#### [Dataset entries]
----------------
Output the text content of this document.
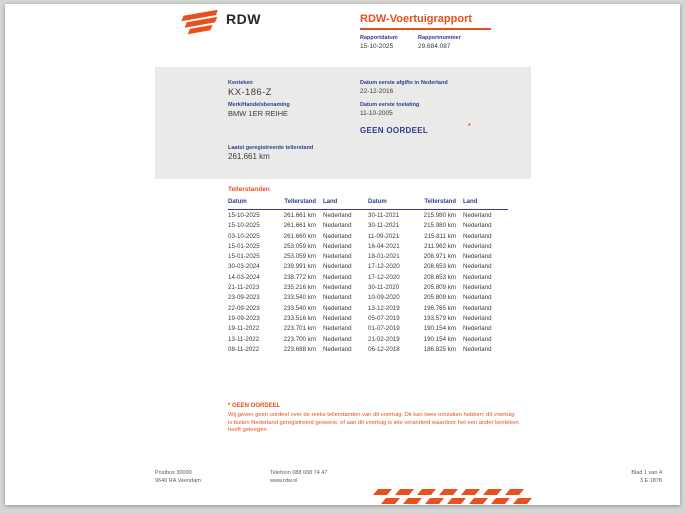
RDW	RDW-Voertuigrapport
Rapportdatum
15-10-2025
Rapportnummer
29.684.087
Kenteken
KX-186-Z
Merk/Handelsbenaming
BMW 1ER REIHE
Laatst geregistreerde tellerstand
261.661 km
Datum eerste afgifte in Nederland
22-12-2016
Datum eerste toelating
11-10-2005
GEEN OORDEEL	*
Tellerstanden
Datum	Tellerstand Land
15-10-2025	261.661 km Nederland
15-10-2025	261.661 km Nederland
03-10-2025	261.660 km Nederland
15-01-2025	253.059 km Nederland
15-01-2025	253.059 km Nederland
30-03-2024	239.991 km Nederland
14-03-2024	238.772 km Nederland
21-11-2023	235.216 km Nederland
23-09-2023	233.540 km Nederland
22-09-2023	233.540 km Nederland
19-09-2023	233.516 km Nederland
19-11-2022	223.701 km Nederland
13-11-2022	223.700 km Nederland
08-11-2022	223.688 km Nederland
Datum	Tellerstand Land
30-11-2021	215.980 km Nederland
30-11-2021	215.980 km Nederland
11-09-2021	215.811 km Nederland
16-04-2021	211.962 km Nederland
18-01-2021	208.971 km Nederland
17-12-2020	208.653 km Nederland
17-12-2020	208.653 km Nederland
30-11-2020	205.809 km Nederland
10-09-2020	205.809 km Nederland
13-12-2019	196.765 km Nederland
05-07-2019	193.579 km Nederland
01-07-2019	190.154 km Nederland
21-02-2019	190.154 km Nederland
06-12-2018	186.825 km Nederland
* GEEN OORDEEL
Wij geven geen oordeel over de reeks tellerstanden van dit voertuig. Dit kan twee oorzaken hebben: dit voertuig is buiten Nederland geregistreerd geweest, of aan dit voertuig is iets veranderd waardoor het een ander kenteken heeft gekregen.
Postbus 30000
9640 RA Veendam
Telefoon 088 008 74 47
www.rdw.nl
Blad 1 van 4
3 E 1878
----------------
#### [Exercise brief]
Within the listing above, work out how many lines contain the string "eerste", and reply with that number only.

#### [Written solution]
2